REQUIRED ACTION:
Find all lines below containing the string "muertos" and return them.

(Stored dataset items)
- Opening Delimiter -
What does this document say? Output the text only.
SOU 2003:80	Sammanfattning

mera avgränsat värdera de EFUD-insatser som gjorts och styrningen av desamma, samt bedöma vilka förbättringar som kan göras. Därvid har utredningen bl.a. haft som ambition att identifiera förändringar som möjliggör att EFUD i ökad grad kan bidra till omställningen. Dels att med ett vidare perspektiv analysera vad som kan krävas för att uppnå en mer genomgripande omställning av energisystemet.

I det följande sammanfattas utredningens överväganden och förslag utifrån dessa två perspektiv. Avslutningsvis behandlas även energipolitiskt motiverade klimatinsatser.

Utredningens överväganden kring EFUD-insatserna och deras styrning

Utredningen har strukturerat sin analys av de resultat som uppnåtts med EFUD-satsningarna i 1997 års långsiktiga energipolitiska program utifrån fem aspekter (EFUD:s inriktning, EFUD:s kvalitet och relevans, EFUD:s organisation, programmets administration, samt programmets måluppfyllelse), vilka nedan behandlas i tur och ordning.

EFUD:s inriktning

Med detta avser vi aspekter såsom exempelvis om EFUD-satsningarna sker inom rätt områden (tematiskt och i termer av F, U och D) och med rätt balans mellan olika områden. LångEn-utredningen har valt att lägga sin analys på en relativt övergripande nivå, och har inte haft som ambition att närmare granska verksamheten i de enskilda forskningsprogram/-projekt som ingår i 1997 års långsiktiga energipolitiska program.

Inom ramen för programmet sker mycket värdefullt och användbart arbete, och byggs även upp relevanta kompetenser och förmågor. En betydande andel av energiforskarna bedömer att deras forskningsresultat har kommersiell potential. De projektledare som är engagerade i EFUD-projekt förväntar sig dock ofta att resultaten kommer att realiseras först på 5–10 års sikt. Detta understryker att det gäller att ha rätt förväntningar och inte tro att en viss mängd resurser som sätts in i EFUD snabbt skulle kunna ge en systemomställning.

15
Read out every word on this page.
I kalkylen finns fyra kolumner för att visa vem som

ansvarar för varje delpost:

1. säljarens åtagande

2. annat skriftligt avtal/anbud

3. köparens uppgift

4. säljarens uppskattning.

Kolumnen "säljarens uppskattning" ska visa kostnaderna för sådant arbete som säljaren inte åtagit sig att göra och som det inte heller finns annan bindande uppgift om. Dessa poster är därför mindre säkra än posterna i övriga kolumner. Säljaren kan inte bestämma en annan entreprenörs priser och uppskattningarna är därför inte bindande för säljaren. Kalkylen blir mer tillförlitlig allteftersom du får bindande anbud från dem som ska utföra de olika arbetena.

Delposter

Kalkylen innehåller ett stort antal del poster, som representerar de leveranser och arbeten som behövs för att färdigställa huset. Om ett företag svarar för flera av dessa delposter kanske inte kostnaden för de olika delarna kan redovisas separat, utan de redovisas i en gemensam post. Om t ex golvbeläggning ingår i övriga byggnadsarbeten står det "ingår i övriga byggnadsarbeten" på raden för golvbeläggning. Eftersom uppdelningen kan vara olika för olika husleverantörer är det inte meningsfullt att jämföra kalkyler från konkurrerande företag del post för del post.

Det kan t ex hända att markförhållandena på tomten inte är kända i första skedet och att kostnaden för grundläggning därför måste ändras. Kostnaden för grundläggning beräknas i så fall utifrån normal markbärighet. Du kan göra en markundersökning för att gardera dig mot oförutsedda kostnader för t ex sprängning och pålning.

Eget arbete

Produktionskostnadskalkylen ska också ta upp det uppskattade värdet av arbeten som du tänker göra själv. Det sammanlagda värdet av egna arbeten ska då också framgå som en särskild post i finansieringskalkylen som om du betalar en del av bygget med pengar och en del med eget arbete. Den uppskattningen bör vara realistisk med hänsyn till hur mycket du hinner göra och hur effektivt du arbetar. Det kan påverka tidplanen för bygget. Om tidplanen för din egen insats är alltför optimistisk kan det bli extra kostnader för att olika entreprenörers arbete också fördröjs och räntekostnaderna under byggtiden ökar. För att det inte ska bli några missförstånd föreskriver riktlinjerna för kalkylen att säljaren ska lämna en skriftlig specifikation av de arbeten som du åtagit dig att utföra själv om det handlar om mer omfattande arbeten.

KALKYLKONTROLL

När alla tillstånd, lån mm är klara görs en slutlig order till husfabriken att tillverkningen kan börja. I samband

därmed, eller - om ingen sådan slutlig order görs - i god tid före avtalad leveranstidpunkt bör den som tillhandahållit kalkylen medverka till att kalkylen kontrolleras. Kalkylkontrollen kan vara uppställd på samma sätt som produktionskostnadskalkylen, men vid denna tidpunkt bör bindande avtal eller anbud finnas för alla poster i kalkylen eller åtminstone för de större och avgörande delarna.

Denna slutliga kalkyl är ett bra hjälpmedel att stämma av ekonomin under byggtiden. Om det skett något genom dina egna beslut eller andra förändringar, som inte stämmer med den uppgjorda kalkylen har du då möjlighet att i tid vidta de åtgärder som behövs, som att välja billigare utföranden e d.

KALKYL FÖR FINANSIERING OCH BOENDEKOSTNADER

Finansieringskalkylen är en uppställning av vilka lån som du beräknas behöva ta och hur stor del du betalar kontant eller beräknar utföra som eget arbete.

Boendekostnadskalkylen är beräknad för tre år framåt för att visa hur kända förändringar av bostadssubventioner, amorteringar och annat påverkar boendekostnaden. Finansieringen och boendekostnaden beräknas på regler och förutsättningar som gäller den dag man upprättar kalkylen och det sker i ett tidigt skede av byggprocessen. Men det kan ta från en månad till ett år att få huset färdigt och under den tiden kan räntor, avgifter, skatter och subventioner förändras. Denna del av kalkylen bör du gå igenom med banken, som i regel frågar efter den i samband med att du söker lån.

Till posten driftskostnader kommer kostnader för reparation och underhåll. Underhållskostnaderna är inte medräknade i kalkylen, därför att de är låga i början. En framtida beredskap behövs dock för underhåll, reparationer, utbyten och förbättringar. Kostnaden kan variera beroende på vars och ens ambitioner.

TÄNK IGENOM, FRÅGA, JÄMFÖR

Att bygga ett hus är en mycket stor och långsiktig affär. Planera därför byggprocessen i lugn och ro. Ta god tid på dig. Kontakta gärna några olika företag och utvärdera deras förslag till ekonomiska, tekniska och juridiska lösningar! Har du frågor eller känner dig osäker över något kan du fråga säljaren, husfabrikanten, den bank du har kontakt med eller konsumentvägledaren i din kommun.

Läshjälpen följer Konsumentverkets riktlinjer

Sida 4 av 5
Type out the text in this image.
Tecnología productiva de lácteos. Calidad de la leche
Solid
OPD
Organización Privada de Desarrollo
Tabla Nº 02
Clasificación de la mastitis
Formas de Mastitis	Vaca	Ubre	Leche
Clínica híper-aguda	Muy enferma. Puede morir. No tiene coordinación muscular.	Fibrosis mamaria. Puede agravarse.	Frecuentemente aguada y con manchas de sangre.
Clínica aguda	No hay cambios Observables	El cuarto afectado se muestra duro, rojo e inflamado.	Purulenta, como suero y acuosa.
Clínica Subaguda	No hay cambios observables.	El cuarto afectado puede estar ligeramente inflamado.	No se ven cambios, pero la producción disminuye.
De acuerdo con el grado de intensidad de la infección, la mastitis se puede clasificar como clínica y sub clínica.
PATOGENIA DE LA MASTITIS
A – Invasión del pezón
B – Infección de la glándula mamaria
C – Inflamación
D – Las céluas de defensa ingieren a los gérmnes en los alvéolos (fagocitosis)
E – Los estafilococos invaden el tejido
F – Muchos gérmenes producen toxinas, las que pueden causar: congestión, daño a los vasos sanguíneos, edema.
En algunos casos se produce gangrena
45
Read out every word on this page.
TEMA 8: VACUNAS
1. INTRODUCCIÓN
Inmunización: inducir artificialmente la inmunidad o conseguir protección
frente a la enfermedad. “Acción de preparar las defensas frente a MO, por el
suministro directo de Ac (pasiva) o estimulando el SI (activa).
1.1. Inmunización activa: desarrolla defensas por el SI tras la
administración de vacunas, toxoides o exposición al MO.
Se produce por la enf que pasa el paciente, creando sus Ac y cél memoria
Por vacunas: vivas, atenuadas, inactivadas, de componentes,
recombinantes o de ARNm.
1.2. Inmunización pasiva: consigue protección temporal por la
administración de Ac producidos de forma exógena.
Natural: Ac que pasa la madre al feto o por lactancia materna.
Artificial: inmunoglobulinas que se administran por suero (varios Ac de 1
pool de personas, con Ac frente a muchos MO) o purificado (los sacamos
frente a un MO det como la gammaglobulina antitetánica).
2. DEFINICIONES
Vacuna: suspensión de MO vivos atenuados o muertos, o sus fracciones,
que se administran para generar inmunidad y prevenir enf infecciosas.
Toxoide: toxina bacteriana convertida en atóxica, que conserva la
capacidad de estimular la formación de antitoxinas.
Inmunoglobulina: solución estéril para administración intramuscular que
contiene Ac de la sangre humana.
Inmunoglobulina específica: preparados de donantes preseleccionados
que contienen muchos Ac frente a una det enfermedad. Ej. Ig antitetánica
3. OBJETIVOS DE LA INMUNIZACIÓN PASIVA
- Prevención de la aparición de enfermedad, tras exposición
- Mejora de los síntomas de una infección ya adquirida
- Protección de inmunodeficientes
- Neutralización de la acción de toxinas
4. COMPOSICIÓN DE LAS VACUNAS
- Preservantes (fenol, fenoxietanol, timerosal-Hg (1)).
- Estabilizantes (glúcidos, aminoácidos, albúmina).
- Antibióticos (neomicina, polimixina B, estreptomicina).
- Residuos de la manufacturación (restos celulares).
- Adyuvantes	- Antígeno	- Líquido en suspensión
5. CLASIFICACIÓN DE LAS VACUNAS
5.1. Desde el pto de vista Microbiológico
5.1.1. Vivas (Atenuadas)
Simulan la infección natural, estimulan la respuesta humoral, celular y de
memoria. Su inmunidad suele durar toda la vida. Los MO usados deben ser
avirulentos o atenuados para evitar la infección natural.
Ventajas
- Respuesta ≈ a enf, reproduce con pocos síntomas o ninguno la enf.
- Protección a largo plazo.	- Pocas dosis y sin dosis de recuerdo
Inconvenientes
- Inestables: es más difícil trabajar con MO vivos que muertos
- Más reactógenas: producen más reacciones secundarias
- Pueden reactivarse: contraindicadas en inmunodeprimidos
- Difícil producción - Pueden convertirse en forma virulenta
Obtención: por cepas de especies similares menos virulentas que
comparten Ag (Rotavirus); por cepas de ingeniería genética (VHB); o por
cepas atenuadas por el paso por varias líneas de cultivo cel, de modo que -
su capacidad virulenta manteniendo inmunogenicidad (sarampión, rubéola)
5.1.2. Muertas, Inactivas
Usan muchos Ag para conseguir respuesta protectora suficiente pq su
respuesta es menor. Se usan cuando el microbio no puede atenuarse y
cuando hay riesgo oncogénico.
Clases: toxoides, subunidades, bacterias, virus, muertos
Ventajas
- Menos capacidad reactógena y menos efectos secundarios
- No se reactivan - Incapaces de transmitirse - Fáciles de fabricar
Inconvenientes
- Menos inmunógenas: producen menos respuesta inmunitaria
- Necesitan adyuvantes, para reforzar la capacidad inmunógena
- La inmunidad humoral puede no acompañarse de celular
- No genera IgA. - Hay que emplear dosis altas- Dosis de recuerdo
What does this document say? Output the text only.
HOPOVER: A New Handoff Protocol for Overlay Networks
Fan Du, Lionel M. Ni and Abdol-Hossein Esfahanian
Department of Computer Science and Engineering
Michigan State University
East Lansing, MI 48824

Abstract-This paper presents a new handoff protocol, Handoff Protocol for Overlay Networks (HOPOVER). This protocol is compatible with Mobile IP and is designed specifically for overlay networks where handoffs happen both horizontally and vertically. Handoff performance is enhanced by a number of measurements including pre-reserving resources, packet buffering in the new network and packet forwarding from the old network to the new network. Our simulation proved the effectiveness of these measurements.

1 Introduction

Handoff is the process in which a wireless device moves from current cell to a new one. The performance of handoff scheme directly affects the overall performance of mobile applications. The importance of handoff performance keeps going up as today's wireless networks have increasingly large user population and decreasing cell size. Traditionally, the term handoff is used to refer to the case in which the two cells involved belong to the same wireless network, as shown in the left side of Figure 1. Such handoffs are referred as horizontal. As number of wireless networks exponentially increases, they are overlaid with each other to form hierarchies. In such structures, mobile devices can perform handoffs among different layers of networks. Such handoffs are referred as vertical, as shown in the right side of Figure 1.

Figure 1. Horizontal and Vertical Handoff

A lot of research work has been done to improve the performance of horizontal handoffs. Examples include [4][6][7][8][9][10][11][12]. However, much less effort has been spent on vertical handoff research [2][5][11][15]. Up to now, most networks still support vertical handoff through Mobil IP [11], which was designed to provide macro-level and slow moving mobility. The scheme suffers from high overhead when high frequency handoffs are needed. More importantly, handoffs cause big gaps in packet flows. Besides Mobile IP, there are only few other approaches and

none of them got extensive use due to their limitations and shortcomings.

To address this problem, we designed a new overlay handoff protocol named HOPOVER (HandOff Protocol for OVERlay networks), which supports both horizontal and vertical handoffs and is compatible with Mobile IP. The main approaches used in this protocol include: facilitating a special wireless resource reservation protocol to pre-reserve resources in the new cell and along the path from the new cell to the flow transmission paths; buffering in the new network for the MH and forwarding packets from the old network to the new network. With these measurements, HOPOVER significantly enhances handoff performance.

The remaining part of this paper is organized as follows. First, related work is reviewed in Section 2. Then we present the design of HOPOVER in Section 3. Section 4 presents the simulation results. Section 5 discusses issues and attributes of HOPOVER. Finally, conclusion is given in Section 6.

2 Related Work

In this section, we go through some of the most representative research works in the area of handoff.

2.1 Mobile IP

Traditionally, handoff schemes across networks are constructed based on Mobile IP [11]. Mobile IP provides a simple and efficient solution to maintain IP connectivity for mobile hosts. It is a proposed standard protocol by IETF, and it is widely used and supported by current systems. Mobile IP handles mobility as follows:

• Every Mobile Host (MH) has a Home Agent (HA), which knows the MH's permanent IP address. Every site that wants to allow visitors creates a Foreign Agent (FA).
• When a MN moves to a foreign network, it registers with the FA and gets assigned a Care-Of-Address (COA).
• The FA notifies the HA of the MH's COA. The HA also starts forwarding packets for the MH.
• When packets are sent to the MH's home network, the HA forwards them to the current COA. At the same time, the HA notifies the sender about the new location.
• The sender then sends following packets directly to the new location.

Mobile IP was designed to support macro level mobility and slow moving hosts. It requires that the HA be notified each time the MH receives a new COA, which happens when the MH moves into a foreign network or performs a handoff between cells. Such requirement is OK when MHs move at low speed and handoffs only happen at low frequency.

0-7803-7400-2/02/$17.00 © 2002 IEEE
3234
- Closing Delimiter -
ANSWER TO THIS TASK:
Vacuna: suspensión de MO vivos atenuados o muertos, o sus fracciones,
- Inestables: es más difícil trabajar con MO vivos que muertos
Clases: toxoides, subunidades, bacterias, virus, muertos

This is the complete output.